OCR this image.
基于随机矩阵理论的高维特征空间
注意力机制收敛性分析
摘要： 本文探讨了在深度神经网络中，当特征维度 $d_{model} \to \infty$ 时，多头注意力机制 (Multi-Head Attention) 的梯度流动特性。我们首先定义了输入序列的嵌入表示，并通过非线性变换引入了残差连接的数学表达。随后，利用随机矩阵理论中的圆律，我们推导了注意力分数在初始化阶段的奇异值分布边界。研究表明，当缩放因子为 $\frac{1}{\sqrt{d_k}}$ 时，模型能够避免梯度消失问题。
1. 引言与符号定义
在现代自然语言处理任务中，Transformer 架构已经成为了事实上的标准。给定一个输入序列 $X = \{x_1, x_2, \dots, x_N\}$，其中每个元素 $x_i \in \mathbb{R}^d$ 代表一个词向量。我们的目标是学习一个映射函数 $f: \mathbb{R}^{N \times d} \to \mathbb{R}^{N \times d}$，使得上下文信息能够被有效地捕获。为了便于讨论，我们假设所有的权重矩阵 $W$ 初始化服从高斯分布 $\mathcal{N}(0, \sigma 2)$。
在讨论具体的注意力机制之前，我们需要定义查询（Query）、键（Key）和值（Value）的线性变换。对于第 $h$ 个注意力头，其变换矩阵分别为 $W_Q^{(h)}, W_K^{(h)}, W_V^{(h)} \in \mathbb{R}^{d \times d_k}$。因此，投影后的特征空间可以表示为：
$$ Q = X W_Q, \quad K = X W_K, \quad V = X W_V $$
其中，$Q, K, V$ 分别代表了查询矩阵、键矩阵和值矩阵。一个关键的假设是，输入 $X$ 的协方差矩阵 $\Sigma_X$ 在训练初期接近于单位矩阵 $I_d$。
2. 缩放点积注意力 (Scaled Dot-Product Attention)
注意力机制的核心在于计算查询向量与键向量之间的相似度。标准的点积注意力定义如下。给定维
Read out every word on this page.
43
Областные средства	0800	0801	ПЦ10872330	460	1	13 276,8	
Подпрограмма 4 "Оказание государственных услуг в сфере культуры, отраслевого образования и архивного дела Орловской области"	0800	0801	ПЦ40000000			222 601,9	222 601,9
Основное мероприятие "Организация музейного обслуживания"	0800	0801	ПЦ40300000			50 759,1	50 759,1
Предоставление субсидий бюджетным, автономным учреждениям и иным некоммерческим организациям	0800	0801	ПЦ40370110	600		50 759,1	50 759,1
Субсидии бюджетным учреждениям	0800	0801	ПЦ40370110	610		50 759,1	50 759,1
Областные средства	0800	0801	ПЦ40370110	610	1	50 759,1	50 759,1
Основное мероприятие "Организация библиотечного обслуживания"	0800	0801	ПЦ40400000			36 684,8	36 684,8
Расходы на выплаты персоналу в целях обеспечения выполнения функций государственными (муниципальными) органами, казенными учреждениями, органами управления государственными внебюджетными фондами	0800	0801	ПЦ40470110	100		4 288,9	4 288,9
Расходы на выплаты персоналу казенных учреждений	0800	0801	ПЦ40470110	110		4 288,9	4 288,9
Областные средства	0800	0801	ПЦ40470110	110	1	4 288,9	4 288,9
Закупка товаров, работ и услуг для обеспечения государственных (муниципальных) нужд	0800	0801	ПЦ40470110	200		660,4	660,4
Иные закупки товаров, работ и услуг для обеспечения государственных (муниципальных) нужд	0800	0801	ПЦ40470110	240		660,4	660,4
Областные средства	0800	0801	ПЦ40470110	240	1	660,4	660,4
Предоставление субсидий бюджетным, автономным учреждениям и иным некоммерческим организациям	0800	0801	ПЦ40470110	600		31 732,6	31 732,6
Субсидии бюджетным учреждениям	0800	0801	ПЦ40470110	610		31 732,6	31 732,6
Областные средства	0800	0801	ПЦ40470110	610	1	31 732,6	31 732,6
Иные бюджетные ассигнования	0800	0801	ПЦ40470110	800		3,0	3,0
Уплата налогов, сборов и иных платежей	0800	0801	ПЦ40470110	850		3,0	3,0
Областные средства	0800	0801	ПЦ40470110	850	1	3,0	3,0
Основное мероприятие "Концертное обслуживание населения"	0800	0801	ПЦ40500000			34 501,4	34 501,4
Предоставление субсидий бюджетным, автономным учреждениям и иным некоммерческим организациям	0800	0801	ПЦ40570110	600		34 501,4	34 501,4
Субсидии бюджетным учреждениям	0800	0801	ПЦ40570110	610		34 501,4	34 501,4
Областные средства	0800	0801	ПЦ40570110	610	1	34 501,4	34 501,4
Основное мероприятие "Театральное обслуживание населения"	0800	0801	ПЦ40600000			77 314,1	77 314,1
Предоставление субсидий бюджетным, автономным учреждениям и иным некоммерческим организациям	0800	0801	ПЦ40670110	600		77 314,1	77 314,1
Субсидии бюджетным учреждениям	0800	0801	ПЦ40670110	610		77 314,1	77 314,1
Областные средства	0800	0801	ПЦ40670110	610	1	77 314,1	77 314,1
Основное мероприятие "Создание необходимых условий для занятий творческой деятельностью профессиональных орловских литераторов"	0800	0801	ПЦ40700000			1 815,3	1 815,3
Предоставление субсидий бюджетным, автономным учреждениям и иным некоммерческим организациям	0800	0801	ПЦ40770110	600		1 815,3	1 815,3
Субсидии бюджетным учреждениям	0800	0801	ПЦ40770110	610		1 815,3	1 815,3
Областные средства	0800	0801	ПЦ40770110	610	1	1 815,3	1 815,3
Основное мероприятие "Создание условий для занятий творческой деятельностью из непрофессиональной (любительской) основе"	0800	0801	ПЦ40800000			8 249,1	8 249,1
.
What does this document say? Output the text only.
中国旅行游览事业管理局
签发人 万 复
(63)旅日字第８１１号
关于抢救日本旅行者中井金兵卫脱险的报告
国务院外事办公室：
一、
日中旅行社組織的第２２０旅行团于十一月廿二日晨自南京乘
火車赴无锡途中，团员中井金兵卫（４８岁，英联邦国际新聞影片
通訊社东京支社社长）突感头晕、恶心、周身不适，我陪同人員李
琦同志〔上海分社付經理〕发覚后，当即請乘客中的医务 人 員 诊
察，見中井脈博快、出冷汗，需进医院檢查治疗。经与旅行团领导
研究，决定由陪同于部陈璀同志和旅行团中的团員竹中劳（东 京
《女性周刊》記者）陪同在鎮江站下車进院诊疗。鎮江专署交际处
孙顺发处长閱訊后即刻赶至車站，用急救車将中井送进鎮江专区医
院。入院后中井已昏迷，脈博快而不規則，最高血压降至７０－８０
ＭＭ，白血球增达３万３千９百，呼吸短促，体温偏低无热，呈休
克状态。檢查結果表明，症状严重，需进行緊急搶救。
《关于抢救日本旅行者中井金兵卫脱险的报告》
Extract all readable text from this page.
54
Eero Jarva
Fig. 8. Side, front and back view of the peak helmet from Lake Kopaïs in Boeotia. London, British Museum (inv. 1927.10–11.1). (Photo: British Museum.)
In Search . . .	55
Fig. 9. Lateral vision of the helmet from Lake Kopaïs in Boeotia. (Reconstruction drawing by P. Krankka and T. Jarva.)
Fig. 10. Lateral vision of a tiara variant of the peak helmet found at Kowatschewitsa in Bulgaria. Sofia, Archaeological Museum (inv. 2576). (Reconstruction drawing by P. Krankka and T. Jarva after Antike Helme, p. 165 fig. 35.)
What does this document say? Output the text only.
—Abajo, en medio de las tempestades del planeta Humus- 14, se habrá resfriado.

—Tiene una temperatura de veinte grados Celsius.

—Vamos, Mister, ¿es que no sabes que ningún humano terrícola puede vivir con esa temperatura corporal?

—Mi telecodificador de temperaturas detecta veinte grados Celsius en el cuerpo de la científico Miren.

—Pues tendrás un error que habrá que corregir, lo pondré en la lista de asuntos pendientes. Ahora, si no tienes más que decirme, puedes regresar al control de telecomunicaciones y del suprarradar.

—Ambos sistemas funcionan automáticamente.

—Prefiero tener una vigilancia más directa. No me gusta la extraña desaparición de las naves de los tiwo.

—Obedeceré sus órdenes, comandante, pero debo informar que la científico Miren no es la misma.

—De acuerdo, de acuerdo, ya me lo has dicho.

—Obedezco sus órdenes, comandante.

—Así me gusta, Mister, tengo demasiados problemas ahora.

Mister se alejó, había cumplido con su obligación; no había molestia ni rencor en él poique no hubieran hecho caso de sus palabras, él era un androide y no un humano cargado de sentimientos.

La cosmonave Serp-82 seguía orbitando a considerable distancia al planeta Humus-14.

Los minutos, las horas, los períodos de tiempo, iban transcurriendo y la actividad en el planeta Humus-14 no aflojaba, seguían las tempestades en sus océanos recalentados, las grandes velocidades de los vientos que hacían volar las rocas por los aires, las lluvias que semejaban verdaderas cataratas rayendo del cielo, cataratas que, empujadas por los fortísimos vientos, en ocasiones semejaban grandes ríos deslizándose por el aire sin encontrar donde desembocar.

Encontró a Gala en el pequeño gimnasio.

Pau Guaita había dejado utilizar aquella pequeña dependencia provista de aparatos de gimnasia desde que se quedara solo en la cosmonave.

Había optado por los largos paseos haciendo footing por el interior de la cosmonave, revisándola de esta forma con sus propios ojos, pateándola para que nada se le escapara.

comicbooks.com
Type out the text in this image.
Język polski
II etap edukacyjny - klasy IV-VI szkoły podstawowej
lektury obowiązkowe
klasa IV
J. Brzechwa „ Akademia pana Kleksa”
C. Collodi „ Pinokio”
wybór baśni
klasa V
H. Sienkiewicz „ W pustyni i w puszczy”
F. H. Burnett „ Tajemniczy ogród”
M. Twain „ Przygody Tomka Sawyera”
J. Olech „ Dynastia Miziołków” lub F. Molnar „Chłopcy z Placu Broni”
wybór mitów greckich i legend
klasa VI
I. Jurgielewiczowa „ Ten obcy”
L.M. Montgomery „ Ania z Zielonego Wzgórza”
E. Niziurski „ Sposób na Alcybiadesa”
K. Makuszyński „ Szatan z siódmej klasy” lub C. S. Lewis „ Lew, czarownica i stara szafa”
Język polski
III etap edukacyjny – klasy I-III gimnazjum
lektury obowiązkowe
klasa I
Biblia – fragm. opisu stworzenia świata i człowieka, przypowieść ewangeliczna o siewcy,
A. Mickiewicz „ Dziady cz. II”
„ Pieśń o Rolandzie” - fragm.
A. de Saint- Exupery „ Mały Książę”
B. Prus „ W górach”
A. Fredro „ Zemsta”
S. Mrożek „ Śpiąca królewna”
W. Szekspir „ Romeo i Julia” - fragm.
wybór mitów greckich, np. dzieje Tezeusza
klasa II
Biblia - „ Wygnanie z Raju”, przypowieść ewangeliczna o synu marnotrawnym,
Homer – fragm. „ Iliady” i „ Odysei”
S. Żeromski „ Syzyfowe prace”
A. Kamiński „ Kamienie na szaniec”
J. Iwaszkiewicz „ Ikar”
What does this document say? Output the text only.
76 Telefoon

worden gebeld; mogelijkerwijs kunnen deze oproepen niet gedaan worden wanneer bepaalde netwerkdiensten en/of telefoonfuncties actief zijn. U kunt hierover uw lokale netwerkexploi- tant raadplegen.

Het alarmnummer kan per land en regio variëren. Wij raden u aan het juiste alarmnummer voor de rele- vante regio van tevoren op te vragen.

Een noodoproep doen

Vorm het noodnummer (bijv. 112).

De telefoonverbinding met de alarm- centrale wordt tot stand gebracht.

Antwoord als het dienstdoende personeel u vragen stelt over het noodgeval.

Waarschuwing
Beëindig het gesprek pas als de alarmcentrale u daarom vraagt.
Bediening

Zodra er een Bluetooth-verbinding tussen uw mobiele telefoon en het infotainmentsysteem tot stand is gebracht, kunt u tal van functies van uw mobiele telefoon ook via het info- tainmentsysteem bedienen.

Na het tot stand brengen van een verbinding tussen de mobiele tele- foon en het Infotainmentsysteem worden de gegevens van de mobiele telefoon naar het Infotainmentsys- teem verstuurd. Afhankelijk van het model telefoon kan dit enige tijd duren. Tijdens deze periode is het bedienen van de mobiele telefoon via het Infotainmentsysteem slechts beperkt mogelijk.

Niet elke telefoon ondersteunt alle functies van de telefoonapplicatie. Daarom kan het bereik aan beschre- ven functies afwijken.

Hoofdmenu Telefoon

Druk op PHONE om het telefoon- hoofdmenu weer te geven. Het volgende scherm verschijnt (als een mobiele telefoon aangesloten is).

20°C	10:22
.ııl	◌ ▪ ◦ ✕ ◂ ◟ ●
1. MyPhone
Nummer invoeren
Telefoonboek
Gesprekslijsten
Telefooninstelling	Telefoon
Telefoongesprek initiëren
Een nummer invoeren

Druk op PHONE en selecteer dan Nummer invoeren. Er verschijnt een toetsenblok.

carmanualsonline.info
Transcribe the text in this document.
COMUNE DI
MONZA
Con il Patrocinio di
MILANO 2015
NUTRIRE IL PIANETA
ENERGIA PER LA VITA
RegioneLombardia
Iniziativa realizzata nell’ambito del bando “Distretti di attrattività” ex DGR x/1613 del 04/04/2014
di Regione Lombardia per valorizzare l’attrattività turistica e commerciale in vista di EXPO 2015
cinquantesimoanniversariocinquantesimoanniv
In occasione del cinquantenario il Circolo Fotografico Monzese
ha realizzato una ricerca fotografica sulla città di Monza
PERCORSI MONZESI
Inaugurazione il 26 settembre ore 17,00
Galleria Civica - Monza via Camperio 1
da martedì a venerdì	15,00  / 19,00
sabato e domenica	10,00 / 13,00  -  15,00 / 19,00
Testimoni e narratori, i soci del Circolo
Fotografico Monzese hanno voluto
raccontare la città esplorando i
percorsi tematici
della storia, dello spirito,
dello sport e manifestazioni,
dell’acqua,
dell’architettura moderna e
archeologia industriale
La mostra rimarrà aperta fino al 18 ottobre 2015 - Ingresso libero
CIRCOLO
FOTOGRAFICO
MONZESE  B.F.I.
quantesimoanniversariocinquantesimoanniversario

| GIVEN REQUEST |
Look through the data above. Copy every line with the string "this" in it.

| EXERCISE RESPONSE |
OCR this image.
Read out every word on this page.
What does this document say? Output the text only.
Extract all readable text from this page.
What does this document say? Output the text only.
Type out the text in this image.
What does this document say? Output the text only.
Transcribe the text in this document.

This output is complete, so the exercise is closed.